[Dataset rows]
◆ ◆ ◆ ◆ ◆

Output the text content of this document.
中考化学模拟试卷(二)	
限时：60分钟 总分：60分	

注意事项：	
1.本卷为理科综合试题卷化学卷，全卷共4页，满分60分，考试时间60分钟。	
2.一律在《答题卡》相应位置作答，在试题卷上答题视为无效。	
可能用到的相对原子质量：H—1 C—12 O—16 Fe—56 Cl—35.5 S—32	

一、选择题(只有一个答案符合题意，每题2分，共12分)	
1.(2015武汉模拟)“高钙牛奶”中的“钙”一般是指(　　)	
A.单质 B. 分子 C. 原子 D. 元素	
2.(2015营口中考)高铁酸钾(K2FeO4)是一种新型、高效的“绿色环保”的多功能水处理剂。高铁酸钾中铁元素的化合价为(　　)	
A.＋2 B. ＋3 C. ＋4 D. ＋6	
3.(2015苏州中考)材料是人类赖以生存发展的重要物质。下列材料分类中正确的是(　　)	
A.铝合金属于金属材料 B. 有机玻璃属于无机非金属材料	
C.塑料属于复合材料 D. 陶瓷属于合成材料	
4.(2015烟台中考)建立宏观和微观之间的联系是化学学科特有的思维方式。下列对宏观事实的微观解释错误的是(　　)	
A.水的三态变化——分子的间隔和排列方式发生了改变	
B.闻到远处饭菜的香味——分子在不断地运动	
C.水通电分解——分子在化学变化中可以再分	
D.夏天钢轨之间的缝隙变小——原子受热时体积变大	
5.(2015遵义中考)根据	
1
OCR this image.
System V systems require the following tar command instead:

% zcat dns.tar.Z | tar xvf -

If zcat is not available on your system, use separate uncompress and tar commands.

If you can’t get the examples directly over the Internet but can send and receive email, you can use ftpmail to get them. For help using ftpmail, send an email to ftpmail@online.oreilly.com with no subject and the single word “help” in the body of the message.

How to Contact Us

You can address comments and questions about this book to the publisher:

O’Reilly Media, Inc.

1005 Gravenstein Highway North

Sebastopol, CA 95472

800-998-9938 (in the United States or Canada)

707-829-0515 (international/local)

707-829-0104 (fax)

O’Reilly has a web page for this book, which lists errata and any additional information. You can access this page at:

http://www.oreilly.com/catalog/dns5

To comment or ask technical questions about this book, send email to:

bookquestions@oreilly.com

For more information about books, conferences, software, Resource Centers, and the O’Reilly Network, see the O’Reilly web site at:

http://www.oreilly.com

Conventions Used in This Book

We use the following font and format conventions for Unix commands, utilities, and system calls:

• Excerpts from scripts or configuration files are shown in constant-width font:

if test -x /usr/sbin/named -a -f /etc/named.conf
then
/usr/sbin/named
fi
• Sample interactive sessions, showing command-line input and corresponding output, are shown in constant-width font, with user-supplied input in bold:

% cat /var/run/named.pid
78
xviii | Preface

◆ ◆ ◆ ◆ ◆

Aim of the task:
Report only the number of lines that hold the word "zcat".

Solution below:
2